Exercise materials
START
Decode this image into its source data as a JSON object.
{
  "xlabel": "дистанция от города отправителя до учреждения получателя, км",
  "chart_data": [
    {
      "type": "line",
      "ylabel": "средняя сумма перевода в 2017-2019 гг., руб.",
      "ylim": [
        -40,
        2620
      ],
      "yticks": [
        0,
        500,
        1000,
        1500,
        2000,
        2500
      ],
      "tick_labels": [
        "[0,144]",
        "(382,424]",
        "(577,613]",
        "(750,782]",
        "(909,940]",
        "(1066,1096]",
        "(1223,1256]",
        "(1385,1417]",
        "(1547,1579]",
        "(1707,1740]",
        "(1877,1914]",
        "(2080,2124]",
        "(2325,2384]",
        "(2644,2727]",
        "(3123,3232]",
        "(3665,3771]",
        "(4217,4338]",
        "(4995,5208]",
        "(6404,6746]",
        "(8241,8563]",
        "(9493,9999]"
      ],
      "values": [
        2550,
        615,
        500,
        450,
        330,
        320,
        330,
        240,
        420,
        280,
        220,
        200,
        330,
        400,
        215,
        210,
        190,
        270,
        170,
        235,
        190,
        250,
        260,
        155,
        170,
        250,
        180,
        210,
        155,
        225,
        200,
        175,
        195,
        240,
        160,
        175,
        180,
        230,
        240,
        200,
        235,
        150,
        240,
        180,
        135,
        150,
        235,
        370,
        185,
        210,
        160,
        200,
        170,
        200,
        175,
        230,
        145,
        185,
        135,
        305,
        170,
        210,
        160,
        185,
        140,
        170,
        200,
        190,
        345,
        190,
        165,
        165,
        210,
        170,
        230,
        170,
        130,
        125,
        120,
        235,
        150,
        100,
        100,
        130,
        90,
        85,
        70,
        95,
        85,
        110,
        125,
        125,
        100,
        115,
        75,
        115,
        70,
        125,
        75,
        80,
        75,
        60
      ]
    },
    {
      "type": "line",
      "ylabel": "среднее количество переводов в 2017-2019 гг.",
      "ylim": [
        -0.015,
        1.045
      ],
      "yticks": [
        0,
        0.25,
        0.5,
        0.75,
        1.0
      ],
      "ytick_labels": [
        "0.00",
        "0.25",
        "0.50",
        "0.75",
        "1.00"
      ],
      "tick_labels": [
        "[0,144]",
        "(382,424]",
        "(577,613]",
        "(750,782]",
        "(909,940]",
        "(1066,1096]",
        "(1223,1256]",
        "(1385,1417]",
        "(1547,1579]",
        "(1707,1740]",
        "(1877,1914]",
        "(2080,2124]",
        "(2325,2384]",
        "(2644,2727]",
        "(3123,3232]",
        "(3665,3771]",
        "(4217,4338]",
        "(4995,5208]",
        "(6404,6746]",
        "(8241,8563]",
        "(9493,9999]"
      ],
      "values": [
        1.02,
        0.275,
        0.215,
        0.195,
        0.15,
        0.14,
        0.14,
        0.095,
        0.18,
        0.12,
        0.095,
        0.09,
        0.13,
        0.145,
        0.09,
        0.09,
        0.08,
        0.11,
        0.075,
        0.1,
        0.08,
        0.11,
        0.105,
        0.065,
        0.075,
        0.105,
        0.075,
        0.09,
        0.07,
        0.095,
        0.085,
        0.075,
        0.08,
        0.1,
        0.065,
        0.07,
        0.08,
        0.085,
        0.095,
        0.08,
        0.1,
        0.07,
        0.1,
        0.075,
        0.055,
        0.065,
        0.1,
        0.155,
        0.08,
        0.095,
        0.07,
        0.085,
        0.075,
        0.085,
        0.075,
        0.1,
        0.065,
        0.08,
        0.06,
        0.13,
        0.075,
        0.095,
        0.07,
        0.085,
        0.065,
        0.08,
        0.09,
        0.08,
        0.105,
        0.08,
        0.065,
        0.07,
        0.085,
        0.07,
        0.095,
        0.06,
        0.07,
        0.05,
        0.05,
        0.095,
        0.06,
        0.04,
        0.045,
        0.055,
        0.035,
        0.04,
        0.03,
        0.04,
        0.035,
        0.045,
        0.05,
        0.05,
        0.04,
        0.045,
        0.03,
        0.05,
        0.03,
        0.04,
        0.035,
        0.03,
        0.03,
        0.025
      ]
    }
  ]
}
END
What you need to do
Write out the data exactly as it stands.

The response
Decode this image into its source data as a JSON object.
{
  "xlabel": "дистанция от города отправителя до учреждения получателя, км",
  "chart_data": [
    {
      "type": "line",
      "ylabel": "средняя сумма перевода в 2017-2019 гг., руб.",
      "ylim": [
        -40,
        2620
      ],
      "yticks": [
        0,
        500,
        1000,
        1500,
        2000,
        2500
      ],
      "tick_labels": [
        "[0,144]",
        "(382,424]",
        "(577,613]",
        "(750,782]",
        "(909,940]",
        "(1066,1096]",
        "(1223,1256]",
        "(1385,1417]",
        "(1547,1579]",
        "(1707,1740]",
        "(1877,1914]",
        "(2080,2124]",
        "(2325,2384]",
        "(2644,2727]",
        "(3123,3232]",
        "(3665,3771]",
        "(4217,4338]",
        "(4995,5208]",
        "(6404,6746]",
        "(8241,8563]",
        "(9493,9999]"
      ],
      "values": [
        2550,
        615,
        500,
        450,
        330,
        320,
        330,
        240,
        420,
        280,
        220,
        200,
        330,
        400,
        215,
        210,
        190,
        270,
        170,
        235,
        190,
        250,
        260,
        155,
        170,
        250,
        180,
        210,
        155,
        225,
        200,
        175,
        195,
        240,
        160,
        175,
        180,
        230,
        240,
        200,
        235,
        150,
        240,
        180,
        135,
        150,
        235,
        370,
        185,
        210,
        160,
        200,
        170,
        200,
        175,
        230,
        145,
        185,
        135,
        305,
        170,
        210,
        160,
        185,
        140,
        170,
        200,
        190,
        345,
        190,
        165,
        165,
        210,
        170,
        230,
        170,
        130,
        125,
        120,
        235,
        150,
        100,
        100,
        130,
        90,
        85,
        70,
        95,
        85,
        110,
        125,
        125,
        100,
        115,
        75,
        115,
        70,
        125,
        75,
        80,
        75,
        60
      ]
    },
    {
      "type": "line",
      "ylabel": "среднее количество переводов в 2017-2019 гг.",
      "ylim": [
        -0.015,
        1.045
      ],
      "yticks": [
        0,
        0.25,
        0.5,
        0.75,
        1.0
      ],
      "ytick_labels": [
        "0.00",
        "0.25",
        "0.50",
        "0.75",
        "1.00"
      ],
      "tick_labels": [
        "[0,144]",
        "(382,424]",
        "(577,613]",
        "(750,782]",
        "(909,940]",
        "(1066,1096]",
        "(1223,1256]",
        "(1385,1417]",
        "(1547,1579]",
        "(1707,1740]",
        "(1877,1914]",
        "(2080,2124]",
        "(2325,2384]",
        "(2644,2727]",
        "(3123,3232]",
        "(3665,3771]",
        "(4217,4338]",
        "(4995,5208]",
        "(6404,6746]",
        "(8241,8563]",
        "(9493,9999]"
      ],
      "values": [
        1.02,
        0.275,
        0.215,
        0.195,
        0.15,
        0.14,
        0.14,
        0.095,
        0.18,
        0.12,
        0.095,
        0.09,
        0.13,
        0.145,
        0.09,
        0.09,
        0.08,
        0.11,
        0.075,
        0.1,
        0.08,
        0.11,
        0.105,
        0.065,
        0.075,
        0.105,
        0.075,
        0.09,
        0.07,
        0.095,
        0.085,
        0.075,
        0.08,
        0.1,
        0.065,
        0.07,
        0.08,
        0.085,
        0.095,
        0.08,
        0.1,
        0.07,
        0.1,
        0.075,
        0.055,
        0.065,
        0.1,
        0.155,
        0.08,
        0.095,
        0.07,
        0.085,
        0.075,
        0.085,
        0.075,
        0.1,
        0.065,
        0.08,
        0.06,
        0.13,
        0.075,
        0.095,
        0.07,
        0.085,
        0.065,
        0.08,
        0.09,
        0.08,
        0.105,
        0.08,
        0.065,
        0.07,
        0.085,
        0.07,
        0.095,
        0.06,
        0.07,
        0.05,
        0.05,
        0.095,
        0.06,
        0.04,
        0.045,
        0.055,
        0.035,
        0.04,
        0.03,
        0.04,
        0.035,
        0.045,
        0.05,
        0.05,
        0.04,
        0.045,
        0.03,
        0.05,
        0.03,
        0.04,
        0.035,
        0.03,
        0.03,
        0.025
      ]
    }
  ]
}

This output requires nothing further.